• _Written request_
Reply with the count of lines holding "vulnerabili", nothing more.

┄┄┄┄┄┄┄┄┄┄

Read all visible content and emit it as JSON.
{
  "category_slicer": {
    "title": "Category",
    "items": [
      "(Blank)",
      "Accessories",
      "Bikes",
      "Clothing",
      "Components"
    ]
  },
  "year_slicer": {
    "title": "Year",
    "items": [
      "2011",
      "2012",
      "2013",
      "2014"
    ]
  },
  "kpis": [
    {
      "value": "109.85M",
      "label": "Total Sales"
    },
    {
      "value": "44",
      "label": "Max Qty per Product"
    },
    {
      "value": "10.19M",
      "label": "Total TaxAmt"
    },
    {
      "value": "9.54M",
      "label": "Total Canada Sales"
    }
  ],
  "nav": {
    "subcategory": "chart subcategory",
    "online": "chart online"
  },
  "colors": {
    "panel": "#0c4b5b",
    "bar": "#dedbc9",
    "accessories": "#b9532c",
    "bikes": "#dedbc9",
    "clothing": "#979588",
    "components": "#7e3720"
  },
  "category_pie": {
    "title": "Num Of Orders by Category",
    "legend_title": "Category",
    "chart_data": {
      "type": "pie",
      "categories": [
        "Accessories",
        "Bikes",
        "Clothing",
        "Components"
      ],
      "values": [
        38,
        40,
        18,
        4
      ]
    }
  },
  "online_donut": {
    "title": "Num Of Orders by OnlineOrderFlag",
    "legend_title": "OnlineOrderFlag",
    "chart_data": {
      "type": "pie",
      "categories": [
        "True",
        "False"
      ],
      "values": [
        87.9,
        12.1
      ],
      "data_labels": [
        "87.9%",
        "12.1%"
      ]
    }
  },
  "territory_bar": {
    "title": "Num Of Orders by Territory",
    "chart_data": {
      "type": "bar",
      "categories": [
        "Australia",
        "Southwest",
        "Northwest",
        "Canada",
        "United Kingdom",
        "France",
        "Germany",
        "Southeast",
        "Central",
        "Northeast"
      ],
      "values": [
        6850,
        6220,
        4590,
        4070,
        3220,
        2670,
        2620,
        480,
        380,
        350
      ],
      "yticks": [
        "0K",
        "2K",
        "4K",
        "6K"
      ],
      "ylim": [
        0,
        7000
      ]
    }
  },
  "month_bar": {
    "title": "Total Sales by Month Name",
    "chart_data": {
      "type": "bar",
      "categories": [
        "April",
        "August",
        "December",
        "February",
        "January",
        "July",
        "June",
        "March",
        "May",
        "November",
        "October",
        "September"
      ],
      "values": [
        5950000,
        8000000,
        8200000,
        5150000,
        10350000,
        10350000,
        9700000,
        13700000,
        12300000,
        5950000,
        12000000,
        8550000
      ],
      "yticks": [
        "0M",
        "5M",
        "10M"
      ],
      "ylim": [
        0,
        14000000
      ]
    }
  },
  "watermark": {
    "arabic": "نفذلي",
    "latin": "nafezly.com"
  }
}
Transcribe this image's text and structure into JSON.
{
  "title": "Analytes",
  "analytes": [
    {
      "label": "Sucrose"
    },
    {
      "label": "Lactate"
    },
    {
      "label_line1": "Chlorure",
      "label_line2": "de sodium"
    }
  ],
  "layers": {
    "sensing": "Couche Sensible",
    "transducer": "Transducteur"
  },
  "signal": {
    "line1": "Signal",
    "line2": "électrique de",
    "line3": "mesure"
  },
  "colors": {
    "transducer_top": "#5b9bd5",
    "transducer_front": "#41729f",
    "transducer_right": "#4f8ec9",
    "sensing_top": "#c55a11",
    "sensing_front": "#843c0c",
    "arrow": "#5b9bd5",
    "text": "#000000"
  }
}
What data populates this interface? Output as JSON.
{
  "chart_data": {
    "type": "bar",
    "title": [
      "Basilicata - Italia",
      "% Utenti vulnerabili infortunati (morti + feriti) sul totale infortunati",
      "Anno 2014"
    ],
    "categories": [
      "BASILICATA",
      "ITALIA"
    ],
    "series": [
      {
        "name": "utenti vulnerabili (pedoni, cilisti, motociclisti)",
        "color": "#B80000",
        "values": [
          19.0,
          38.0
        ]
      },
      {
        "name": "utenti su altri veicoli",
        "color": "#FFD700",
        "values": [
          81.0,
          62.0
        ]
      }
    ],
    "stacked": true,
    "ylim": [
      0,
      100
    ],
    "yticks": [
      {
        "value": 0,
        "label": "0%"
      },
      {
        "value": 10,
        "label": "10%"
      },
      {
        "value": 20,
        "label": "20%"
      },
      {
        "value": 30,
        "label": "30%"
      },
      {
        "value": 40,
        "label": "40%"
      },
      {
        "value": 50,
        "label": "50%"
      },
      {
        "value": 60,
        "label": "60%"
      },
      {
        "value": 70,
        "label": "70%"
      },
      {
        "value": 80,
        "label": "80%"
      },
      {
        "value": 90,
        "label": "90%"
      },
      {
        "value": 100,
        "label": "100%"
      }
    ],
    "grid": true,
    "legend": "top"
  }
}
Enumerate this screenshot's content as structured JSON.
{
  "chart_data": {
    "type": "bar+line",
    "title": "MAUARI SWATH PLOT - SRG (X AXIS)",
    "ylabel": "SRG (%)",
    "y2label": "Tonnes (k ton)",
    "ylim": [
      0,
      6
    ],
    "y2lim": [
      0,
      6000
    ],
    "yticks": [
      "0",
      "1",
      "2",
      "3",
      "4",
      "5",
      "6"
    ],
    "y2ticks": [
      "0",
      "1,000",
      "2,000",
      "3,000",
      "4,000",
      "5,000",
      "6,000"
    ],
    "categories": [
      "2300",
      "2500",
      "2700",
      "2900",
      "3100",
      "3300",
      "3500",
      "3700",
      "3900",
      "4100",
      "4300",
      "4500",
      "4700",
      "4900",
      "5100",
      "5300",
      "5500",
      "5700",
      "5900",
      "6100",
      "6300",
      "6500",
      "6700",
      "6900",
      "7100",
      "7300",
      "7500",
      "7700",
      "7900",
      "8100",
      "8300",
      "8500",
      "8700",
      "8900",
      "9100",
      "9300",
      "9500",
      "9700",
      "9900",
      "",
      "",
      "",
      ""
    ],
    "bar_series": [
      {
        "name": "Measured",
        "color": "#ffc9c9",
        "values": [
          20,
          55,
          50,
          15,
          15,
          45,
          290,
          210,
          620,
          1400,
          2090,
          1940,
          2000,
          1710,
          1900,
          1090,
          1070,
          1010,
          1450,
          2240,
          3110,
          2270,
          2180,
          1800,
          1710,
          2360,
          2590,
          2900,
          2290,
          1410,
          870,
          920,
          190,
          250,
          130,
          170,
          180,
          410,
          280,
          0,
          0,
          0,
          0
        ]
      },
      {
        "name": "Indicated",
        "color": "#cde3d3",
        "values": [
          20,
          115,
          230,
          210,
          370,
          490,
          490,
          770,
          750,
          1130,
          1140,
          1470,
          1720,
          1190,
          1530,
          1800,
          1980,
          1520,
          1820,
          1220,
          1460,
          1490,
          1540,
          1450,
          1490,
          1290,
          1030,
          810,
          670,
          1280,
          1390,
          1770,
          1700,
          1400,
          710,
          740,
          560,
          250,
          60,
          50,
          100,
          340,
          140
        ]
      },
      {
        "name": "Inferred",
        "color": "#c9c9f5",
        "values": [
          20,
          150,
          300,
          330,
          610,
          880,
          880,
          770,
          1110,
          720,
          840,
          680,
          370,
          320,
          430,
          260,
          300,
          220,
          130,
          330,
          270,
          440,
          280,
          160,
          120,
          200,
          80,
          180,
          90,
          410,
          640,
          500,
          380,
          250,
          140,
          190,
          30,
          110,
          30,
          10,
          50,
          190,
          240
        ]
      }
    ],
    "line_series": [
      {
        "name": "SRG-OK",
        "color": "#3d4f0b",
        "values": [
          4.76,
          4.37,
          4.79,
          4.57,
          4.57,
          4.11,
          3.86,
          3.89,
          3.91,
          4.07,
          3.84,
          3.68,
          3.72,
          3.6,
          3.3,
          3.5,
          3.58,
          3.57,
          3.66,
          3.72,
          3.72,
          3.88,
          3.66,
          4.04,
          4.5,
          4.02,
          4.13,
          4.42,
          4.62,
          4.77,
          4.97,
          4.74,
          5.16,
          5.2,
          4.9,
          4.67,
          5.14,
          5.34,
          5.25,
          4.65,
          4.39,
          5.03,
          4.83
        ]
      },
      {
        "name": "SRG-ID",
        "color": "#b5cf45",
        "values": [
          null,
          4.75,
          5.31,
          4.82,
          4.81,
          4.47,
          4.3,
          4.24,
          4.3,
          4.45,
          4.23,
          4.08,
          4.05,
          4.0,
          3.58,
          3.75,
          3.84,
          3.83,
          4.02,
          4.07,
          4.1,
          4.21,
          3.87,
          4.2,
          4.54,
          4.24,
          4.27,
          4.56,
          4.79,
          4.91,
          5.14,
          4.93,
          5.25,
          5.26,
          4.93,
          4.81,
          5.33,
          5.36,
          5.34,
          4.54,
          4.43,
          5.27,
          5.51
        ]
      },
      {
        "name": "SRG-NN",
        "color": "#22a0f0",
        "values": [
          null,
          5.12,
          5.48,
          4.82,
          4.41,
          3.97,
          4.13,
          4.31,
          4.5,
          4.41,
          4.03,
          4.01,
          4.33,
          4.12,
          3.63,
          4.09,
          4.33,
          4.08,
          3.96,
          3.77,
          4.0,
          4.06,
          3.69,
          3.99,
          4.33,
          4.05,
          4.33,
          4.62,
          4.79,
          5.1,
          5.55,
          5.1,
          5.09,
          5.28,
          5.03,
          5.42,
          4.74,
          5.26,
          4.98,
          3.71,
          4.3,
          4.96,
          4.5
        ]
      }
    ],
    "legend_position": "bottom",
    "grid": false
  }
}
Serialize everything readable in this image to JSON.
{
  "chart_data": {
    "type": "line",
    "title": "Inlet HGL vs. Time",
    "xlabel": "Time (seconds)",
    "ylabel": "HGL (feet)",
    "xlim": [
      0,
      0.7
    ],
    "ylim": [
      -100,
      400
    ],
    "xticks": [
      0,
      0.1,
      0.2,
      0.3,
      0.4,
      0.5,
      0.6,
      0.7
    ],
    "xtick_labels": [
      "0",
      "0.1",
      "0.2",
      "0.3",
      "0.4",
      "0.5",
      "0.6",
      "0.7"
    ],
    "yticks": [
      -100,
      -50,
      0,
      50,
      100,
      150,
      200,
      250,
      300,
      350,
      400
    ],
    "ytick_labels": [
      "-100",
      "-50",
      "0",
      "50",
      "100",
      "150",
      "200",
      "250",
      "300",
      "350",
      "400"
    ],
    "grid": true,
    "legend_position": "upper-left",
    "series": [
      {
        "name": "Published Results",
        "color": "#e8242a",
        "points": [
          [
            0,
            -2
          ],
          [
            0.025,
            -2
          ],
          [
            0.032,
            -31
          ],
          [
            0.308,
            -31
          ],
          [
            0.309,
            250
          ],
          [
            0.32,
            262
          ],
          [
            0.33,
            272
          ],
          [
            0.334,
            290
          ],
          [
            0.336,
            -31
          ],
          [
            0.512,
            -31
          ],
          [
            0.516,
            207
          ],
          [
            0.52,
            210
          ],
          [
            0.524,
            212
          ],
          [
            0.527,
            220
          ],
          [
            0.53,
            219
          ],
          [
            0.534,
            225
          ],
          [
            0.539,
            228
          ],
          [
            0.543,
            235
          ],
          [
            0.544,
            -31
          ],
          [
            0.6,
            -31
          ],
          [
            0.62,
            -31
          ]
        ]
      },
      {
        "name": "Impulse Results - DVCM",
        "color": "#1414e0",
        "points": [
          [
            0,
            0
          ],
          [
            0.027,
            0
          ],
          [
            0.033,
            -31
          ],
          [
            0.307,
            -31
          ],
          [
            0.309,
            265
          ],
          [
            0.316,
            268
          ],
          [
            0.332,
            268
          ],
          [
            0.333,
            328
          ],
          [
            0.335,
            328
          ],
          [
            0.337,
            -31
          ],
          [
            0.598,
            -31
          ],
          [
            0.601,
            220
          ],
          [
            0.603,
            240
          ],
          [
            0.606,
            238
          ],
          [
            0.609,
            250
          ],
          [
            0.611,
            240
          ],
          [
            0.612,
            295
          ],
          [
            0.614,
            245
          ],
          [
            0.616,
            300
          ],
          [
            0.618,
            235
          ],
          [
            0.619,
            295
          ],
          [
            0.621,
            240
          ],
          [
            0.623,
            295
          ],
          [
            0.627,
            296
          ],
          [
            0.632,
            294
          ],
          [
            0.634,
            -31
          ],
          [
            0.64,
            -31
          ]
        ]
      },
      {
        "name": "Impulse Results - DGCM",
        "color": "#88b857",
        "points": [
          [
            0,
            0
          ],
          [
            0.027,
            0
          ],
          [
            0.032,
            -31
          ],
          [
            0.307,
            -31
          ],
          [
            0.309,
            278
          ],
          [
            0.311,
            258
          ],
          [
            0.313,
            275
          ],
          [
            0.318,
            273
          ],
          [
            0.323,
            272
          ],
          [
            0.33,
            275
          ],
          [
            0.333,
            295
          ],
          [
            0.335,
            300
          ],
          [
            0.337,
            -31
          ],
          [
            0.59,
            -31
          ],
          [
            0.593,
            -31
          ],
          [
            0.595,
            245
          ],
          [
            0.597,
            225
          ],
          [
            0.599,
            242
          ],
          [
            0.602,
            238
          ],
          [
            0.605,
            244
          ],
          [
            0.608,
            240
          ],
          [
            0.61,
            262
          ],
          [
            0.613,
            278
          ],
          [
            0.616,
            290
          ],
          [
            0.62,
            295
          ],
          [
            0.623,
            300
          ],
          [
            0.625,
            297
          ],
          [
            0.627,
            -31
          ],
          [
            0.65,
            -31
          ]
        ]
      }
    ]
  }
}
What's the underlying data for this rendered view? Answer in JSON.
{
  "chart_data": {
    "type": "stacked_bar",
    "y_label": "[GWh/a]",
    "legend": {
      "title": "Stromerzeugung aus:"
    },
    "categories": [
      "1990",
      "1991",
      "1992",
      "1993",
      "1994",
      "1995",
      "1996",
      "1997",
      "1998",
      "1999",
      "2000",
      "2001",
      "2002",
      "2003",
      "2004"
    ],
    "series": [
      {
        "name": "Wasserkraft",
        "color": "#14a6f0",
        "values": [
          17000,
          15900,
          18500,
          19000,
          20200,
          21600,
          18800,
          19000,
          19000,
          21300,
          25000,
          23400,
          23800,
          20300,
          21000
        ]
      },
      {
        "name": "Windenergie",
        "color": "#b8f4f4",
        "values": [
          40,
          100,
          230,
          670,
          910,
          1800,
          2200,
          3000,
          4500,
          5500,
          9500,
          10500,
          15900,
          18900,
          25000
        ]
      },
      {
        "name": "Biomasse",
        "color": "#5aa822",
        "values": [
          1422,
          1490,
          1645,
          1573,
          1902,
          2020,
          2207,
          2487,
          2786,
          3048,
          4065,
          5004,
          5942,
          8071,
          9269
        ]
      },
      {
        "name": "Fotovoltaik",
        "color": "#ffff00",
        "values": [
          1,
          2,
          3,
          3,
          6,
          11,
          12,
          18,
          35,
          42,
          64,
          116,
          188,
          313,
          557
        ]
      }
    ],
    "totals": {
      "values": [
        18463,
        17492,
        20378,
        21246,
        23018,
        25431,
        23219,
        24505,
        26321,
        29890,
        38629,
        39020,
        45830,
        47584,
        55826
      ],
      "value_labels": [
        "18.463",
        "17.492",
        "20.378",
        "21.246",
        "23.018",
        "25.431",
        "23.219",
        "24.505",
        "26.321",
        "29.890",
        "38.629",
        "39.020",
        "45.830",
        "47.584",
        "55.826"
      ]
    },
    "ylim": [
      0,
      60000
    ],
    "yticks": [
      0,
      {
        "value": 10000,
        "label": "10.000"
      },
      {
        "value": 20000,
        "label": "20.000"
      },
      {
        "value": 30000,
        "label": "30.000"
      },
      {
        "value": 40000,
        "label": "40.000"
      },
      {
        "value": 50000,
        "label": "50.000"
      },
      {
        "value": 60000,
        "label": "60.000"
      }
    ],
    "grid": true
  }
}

┄┄┄┄┄┄┄┄┄┄

• _Full answer_
2